Print all the data, keeping every line exactly as it is.

# Dataset records
——
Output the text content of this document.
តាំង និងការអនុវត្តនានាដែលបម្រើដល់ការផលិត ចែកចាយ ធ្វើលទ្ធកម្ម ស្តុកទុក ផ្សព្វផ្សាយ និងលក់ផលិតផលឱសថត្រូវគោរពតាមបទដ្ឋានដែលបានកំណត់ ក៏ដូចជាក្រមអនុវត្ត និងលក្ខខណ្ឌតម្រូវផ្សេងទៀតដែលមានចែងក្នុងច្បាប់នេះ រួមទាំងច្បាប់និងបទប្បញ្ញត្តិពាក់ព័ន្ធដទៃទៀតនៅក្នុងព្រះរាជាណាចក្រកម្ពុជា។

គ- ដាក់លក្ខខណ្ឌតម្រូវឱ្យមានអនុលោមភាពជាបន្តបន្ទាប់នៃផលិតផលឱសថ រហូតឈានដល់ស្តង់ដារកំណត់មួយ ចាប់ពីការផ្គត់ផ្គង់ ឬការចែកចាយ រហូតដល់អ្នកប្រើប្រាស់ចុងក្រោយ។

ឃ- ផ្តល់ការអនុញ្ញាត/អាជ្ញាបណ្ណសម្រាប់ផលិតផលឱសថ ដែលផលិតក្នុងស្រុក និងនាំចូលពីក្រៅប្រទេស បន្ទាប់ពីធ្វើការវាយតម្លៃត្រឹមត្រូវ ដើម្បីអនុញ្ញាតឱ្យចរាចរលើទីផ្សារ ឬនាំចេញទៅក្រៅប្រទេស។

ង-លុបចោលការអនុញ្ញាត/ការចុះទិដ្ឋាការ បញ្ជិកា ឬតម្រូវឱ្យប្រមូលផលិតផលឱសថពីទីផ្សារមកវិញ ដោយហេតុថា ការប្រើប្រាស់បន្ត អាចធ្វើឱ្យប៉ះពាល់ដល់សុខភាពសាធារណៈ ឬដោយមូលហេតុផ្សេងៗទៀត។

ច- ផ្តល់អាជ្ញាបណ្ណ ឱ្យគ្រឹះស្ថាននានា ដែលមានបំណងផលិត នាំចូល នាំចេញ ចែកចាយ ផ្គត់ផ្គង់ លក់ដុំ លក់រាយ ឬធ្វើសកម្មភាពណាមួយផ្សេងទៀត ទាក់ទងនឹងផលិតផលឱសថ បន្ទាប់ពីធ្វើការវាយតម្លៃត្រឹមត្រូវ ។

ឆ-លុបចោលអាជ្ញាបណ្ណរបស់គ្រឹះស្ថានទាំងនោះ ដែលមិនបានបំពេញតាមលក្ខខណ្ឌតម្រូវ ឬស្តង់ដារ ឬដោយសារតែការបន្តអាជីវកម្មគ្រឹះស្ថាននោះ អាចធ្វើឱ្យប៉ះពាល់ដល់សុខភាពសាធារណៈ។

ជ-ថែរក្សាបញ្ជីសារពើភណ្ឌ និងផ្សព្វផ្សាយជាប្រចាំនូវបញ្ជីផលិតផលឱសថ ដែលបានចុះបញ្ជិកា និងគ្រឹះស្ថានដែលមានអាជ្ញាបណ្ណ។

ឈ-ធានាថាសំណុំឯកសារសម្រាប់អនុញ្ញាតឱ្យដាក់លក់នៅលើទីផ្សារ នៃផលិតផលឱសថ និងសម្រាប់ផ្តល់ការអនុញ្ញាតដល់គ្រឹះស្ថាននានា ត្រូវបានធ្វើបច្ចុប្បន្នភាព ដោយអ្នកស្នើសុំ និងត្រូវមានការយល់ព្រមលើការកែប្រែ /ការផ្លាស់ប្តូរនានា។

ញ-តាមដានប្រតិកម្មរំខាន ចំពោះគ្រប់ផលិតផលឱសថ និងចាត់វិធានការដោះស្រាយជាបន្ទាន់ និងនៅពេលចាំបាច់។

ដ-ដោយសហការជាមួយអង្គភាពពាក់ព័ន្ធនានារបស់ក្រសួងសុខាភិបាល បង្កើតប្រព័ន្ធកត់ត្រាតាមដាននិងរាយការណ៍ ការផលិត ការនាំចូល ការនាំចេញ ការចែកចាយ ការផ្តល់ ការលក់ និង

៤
——
# Response
Output the text content of this document.
តាំង និងការអនុវត្តនានាដែលបម្រើដល់ការផលិត ចែកចាយ ធ្វើលទ្ធកម្ម ស្តុកទុក ផ្សព្វផ្សាយ និងលក់ផលិតផលឱសថត្រូវគោរពតាមបទដ្ឋានដែលបានកំណត់ ក៏ដូចជាក្រមអនុវត្ត និងលក្ខខណ្ឌតម្រូវផ្សេងទៀតដែលមានចែងក្នុងច្បាប់នេះ រួមទាំងច្បាប់និងបទប្បញ្ញត្តិពាក់ព័ន្ធដទៃទៀតនៅក្នុងព្រះរាជាណាចក្រកម្ពុជា។

គ- ដាក់លក្ខខណ្ឌតម្រូវឱ្យមានអនុលោមភាពជាបន្តបន្ទាប់នៃផលិតផលឱសថ រហូតឈានដល់ស្តង់ដារកំណត់មួយ ចាប់ពីការផ្គត់ផ្គង់ ឬការចែកចាយ រហូតដល់អ្នកប្រើប្រាស់ចុងក្រោយ។

ឃ- ផ្តល់ការអនុញ្ញាត/អាជ្ញាបណ្ណសម្រាប់ផលិតផលឱសថ ដែលផលិតក្នុងស្រុក និងនាំចូលពីក្រៅប្រទេស បន្ទាប់ពីធ្វើការវាយតម្លៃត្រឹមត្រូវ ដើម្បីអនុញ្ញាតឱ្យចរាចរលើទីផ្សារ ឬនាំចេញទៅក្រៅប្រទេស។

ង-លុបចោលការអនុញ្ញាត/ការចុះទិដ្ឋាការ បញ្ជិកា ឬតម្រូវឱ្យប្រមូលផលិតផលឱសថពីទីផ្សារមកវិញ ដោយហេតុថា ការប្រើប្រាស់បន្ត អាចធ្វើឱ្យប៉ះពាល់ដល់សុខភាពសាធារណៈ ឬដោយមូលហេតុផ្សេងៗទៀត។

ច- ផ្តល់អាជ្ញាបណ្ណ ឱ្យគ្រឹះស្ថាននានា ដែលមានបំណងផលិត នាំចូល នាំចេញ ចែកចាយ ផ្គត់ផ្គង់ លក់ដុំ លក់រាយ ឬធ្វើសកម្មភាពណាមួយផ្សេងទៀត ទាក់ទងនឹងផលិតផលឱសថ បន្ទាប់ពីធ្វើការវាយតម្លៃត្រឹមត្រូវ ។

ឆ-លុបចោលអាជ្ញាបណ្ណរបស់គ្រឹះស្ថានទាំងនោះ ដែលមិនបានបំពេញតាមលក្ខខណ្ឌតម្រូវ ឬស្តង់ដារ ឬដោយសារតែការបន្តអាជីវកម្មគ្រឹះស្ថាននោះ អាចធ្វើឱ្យប៉ះពាល់ដល់សុខភាពសាធារណៈ។

ជ-ថែរក្សាបញ្ជីសារពើភណ្ឌ និងផ្សព្វផ្សាយជាប្រចាំនូវបញ្ជីផលិតផលឱសថ ដែលបានចុះបញ្ជិកា និងគ្រឹះស្ថានដែលមានអាជ្ញាបណ្ណ។

ឈ-ធានាថាសំណុំឯកសារសម្រាប់អនុញ្ញាតឱ្យដាក់លក់នៅលើទីផ្សារ នៃផលិតផលឱសថ និងសម្រាប់ផ្តល់ការអនុញ្ញាតដល់គ្រឹះស្ថាននានា ត្រូវបានធ្វើបច្ចុប្បន្នភាព ដោយអ្នកស្នើសុំ និងត្រូវមានការយល់ព្រមលើការកែប្រែ /ការផ្លាស់ប្តូរនានា។

ញ-តាមដានប្រតិកម្មរំខាន ចំពោះគ្រប់ផលិតផលឱសថ និងចាត់វិធានការដោះស្រាយជាបន្ទាន់ និងនៅពេលចាំបាច់។

ដ-ដោយសហការជាមួយអង្គភាពពាក់ព័ន្ធនានារបស់ក្រសួងសុខាភិបាល បង្កើតប្រព័ន្ធកត់ត្រាតាមដាននិងរាយការណ៍ ការផលិត ការនាំចូល ការនាំចេញ ការចែកចាយ ការផ្តល់ ការលក់ និង

៤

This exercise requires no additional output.